* Start Dataset excerpts *
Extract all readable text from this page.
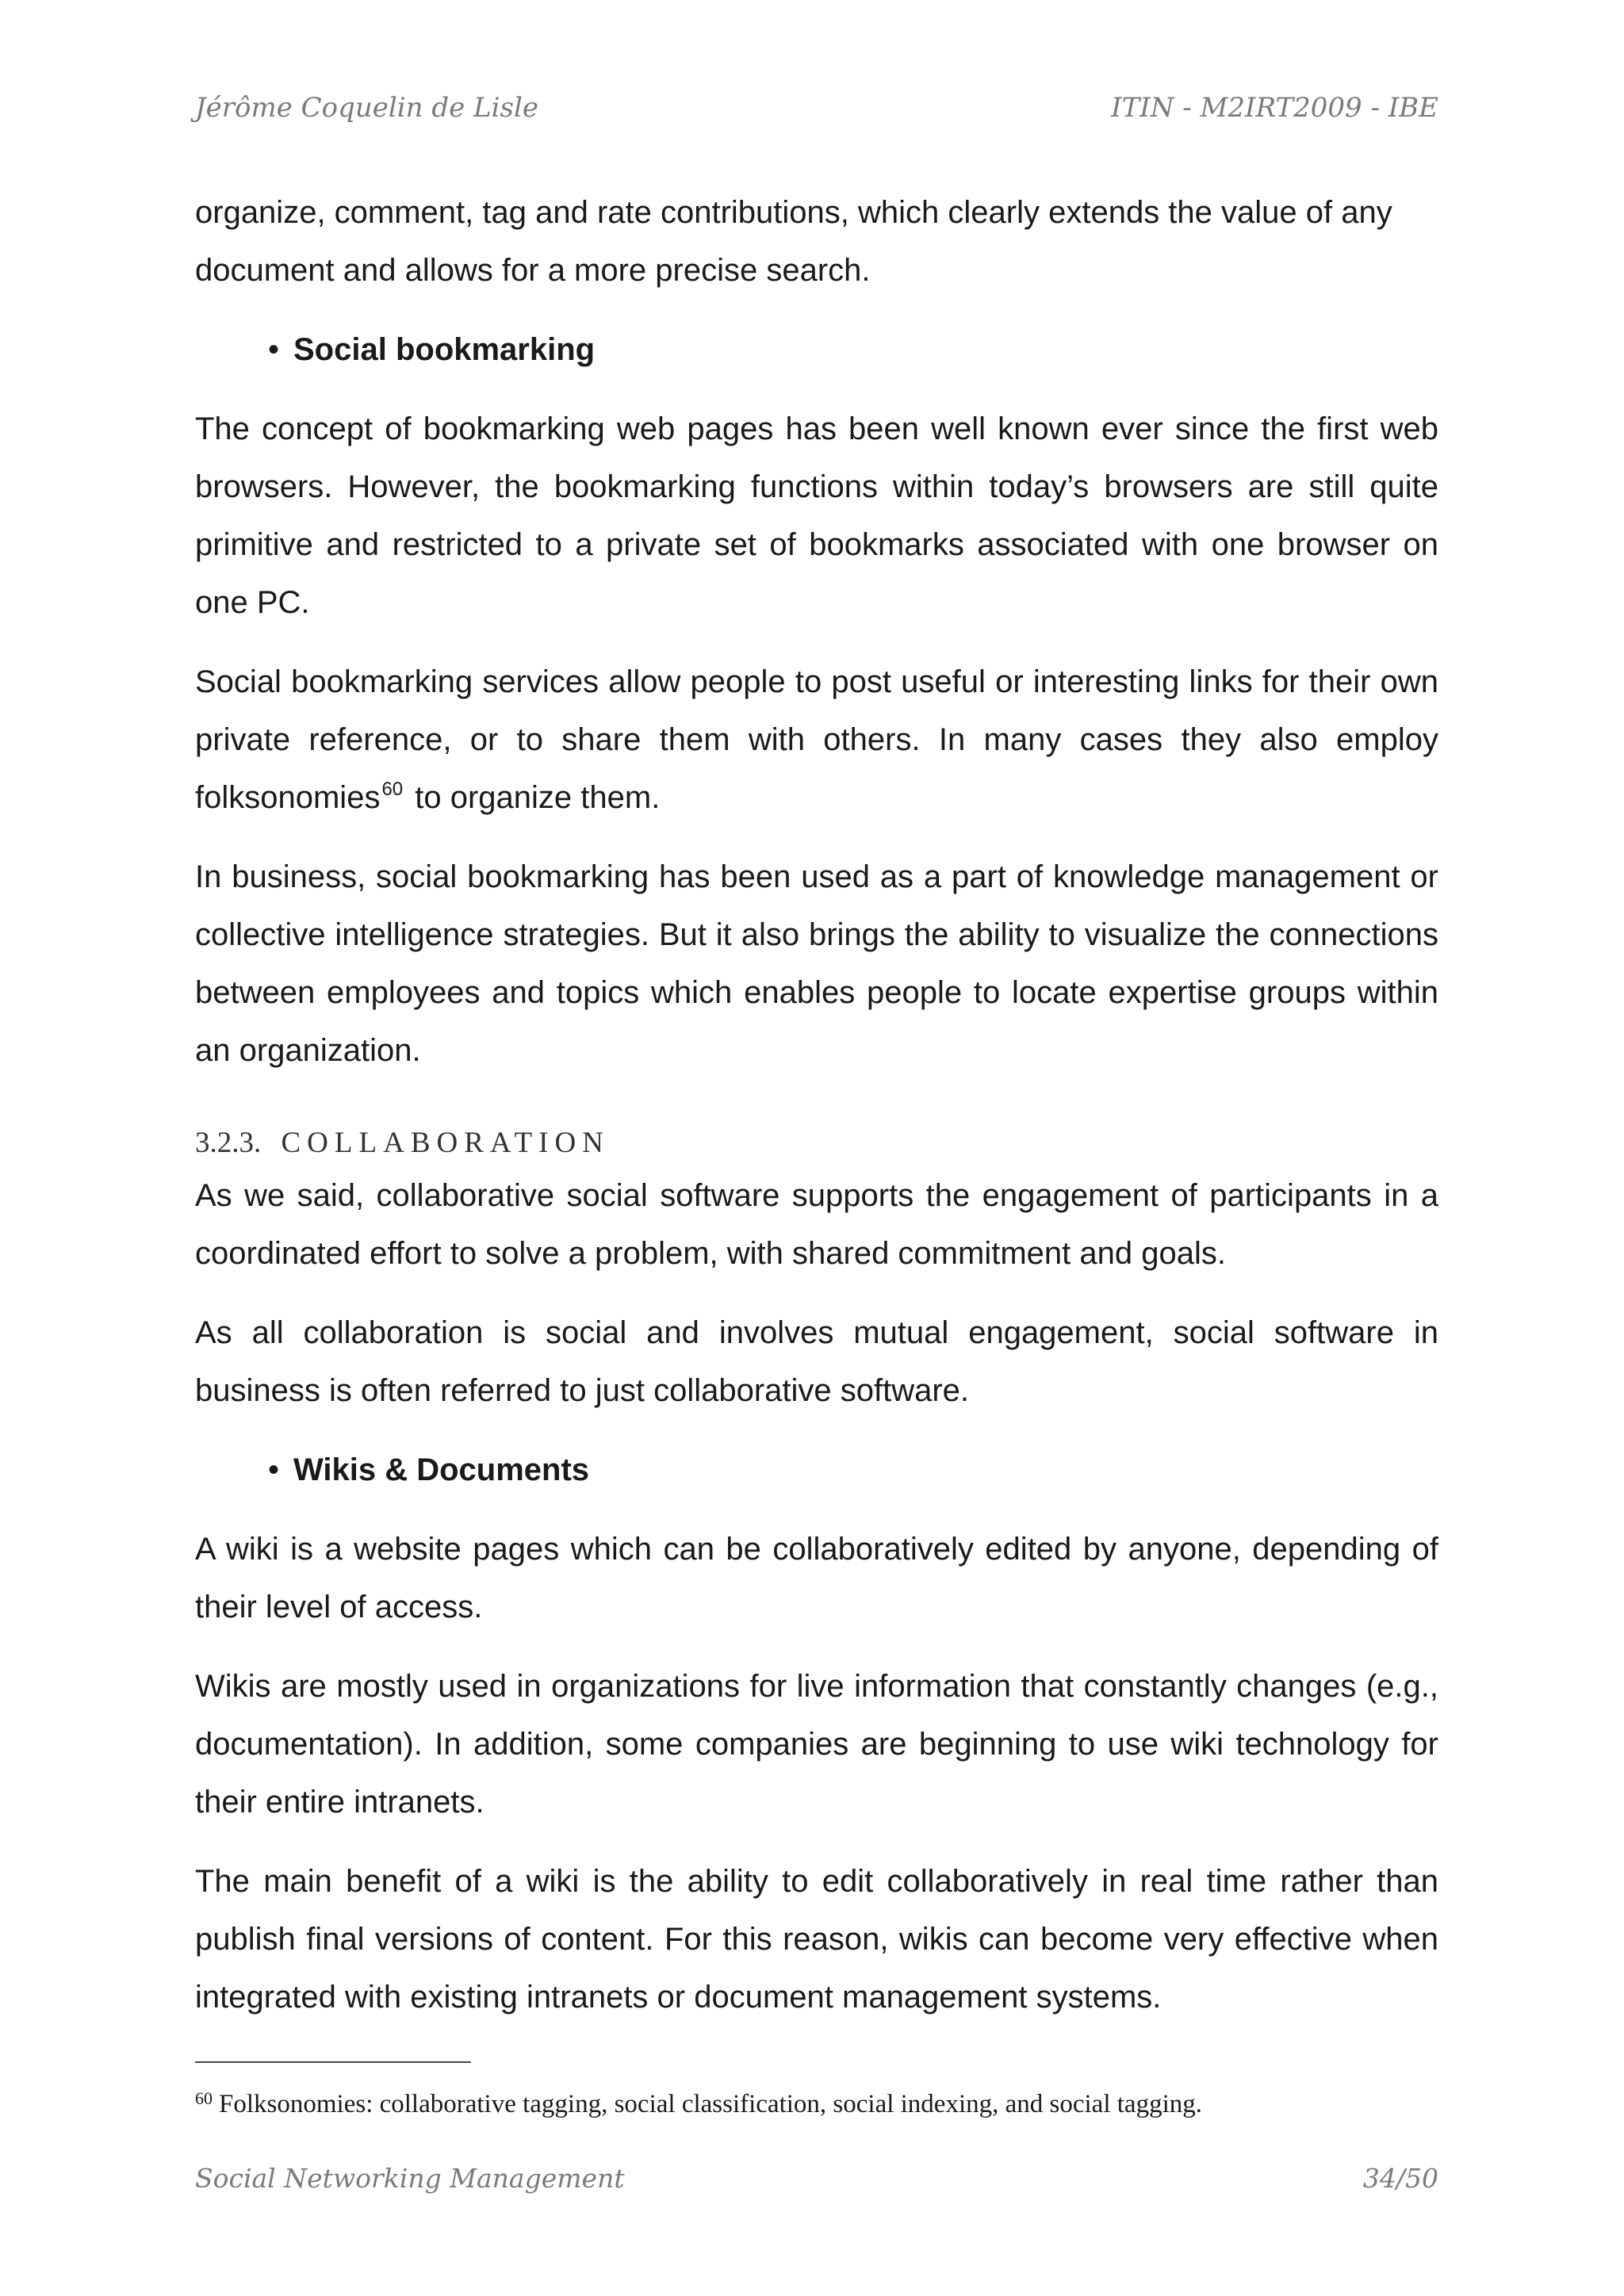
Jérôme Coquelin de Lisle	ITIN - M2IRT2009 - IBE

organize, comment, tag and rate contributions, which clearly extends the value of any document and allows for a more precise search.

• Social bookmarking

The concept of bookmarking web pages has been well known ever since the first web browsers. However, the bookmarking functions within today’s browsers are still quite primitive and restricted to a private set of bookmarks associated with one browser on one PC.

Social bookmarking services allow people to post useful or interesting links for their own private reference, or to share them with others. In many cases they also employ folksonomies$^{60}$ to organize them.

In business, social bookmarking has been used as a part of knowledge management or collective intelligence strategies. But it also brings the ability to visualize the connections between employees and topics which enables people to locate expertise groups within an organization.

3.2.3. COLLABORATION

As we said, collaborative social software supports the engagement of participants in a coordinated effort to solve a problem, with shared commitment and goals.

As all collaboration is social and involves mutual engagement, social software in business is often referred to just collaborative software.

• Wikis & Documents

A wiki is a website pages which can be collaboratively edited by anyone, depending of their level of access.

Wikis are mostly used in organizations for live information that constantly changes (e.g., documentation). In addition, some companies are beginning to use wiki technology for their entire intranets.

The main benefit of a wiki is the ability to edit collaboratively in real time rather than publish final versions of content. For this reason, wikis can become very effective when integrated with existing intranets or document management systems.

$^{60}$ Folksonomies: collaborative tagging, social classification, social indexing, and social tagging.
Social Networking Management	34/50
* End Dataset excerpts *
What to do — Return the listing above word for word, with the pictures removed.

Solution to the exercise —
Extract all readable text from this page.
Jérôme Coquelin de Lisle	ITIN - M2IRT2009 - IBE

organize, comment, tag and rate contributions, which clearly extends the value of any document and allows for a more precise search.

• Social bookmarking

The concept of bookmarking web pages has been well known ever since the first web browsers. However, the bookmarking functions within today’s browsers are still quite primitive and restricted to a private set of bookmarks associated with one browser on one PC.

Social bookmarking services allow people to post useful or interesting links for their own private reference, or to share them with others. In many cases they also employ folksonomies$^{60}$ to organize them.

In business, social bookmarking has been used as a part of knowledge management or collective intelligence strategies. But it also brings the ability to visualize the connections between employees and topics which enables people to locate expertise groups within an organization.

3.2.3. COLLABORATION

As we said, collaborative social software supports the engagement of participants in a coordinated effort to solve a problem, with shared commitment and goals.

As all collaboration is social and involves mutual engagement, social software in business is often referred to just collaborative software.

• Wikis & Documents

A wiki is a website pages which can be collaboratively edited by anyone, depending of their level of access.

Wikis are mostly used in organizations for live information that constantly changes (e.g., documentation). In addition, some companies are beginning to use wiki technology for their entire intranets.

The main benefit of a wiki is the ability to edit collaboratively in real time rather than publish final versions of content. For this reason, wikis can become very effective when integrated with existing intranets or document management systems.

$^{60}$ Folksonomies: collaborative tagging, social classification, social indexing, and social tagging.
Social Networking Management	34/50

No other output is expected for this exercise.